[Data extracted from a collection]
_ _ _

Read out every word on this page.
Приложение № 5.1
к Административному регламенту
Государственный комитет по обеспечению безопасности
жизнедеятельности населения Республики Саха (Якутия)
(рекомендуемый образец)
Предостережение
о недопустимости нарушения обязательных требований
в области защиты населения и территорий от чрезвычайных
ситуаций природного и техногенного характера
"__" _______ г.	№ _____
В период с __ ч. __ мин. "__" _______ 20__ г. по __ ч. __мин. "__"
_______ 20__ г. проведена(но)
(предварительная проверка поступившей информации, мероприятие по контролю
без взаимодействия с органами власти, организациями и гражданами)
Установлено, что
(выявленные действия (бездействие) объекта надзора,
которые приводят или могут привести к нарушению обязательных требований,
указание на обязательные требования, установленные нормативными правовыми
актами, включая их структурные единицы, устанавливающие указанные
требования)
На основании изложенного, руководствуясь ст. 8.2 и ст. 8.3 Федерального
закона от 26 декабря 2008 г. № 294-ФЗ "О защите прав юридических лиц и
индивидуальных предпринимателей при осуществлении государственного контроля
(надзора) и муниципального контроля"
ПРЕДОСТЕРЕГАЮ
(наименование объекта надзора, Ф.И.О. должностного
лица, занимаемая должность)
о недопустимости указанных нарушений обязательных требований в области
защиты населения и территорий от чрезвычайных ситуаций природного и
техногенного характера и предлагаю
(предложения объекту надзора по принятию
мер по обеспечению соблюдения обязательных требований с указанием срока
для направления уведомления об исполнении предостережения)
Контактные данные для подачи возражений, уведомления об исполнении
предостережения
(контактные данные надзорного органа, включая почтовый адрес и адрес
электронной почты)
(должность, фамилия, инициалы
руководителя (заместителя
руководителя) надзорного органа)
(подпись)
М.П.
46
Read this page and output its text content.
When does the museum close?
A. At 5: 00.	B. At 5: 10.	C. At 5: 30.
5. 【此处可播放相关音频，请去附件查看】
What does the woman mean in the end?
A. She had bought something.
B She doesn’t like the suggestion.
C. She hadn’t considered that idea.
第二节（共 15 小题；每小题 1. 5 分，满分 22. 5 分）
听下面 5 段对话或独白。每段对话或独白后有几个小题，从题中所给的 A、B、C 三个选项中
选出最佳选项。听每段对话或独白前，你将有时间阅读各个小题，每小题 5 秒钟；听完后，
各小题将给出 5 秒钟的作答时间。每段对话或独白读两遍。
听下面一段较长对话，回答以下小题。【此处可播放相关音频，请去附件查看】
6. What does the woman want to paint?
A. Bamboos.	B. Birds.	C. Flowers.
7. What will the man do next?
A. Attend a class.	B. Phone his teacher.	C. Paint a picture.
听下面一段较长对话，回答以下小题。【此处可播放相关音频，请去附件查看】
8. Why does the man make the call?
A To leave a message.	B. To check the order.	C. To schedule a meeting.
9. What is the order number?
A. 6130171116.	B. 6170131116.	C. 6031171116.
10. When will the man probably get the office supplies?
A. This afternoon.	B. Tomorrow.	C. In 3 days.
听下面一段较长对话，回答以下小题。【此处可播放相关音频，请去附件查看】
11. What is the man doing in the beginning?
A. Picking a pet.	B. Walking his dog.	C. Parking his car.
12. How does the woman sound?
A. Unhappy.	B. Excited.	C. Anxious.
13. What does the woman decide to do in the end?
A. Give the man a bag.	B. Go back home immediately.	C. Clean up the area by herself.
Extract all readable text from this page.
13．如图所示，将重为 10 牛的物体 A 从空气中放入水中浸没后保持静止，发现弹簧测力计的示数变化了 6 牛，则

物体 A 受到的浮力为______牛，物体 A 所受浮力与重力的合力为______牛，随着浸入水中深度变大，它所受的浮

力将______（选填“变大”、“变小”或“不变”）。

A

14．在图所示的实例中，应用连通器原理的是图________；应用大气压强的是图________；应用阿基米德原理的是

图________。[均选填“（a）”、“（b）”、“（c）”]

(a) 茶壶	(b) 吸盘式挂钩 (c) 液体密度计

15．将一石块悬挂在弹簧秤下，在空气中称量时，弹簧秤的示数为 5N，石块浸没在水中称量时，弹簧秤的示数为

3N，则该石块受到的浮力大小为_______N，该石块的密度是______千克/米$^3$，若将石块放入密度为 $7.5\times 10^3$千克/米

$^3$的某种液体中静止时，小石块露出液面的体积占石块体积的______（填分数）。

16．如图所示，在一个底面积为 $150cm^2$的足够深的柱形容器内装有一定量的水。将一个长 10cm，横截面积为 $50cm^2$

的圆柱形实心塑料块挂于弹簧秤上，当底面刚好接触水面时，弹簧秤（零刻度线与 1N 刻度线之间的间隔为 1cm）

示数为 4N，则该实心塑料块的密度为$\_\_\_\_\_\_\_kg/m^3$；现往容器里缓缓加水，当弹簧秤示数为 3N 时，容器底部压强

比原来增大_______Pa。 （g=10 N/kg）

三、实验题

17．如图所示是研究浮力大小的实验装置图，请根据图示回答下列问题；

_ _ _

Copy out every line from the data above that has "обязательных" in it.

о недопустимости нарушения обязательных требований
которые приводят или могут привести к нарушению обязательных требований,
о недопустимости указанных нарушений обязательных требований в области
мер по обеспечению соблюдения обязательных требований с указанием срока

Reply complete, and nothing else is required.